[Data entries]
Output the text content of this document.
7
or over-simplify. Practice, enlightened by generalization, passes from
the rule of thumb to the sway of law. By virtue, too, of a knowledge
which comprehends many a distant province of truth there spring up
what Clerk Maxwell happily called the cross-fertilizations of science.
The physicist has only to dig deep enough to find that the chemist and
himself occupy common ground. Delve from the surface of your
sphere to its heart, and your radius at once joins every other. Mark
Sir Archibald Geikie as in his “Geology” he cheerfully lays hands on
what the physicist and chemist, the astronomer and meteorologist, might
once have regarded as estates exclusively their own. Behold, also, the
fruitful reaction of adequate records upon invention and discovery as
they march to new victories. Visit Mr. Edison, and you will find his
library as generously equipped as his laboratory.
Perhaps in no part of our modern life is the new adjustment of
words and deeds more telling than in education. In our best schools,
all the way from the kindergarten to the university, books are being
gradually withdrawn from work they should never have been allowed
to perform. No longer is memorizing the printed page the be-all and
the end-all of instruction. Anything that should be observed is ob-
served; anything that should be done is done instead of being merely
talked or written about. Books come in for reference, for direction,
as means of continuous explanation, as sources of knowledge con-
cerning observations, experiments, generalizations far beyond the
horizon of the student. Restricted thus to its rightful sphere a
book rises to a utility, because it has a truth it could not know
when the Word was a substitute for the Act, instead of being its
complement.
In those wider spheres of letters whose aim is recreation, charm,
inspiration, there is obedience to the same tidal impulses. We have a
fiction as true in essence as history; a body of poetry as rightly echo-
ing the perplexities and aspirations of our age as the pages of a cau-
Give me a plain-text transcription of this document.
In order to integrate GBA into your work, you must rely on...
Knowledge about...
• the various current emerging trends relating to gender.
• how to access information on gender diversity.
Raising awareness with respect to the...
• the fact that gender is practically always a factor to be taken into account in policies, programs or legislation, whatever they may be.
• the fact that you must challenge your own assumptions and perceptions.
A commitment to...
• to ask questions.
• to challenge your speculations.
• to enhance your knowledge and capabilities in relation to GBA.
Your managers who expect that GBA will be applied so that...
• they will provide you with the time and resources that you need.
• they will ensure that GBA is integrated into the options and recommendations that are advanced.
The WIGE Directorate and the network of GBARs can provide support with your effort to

WRITTEN PROBLEM
Report how many lines of the data contain the word "should", using the number alone.

EXERCISE RESULT
3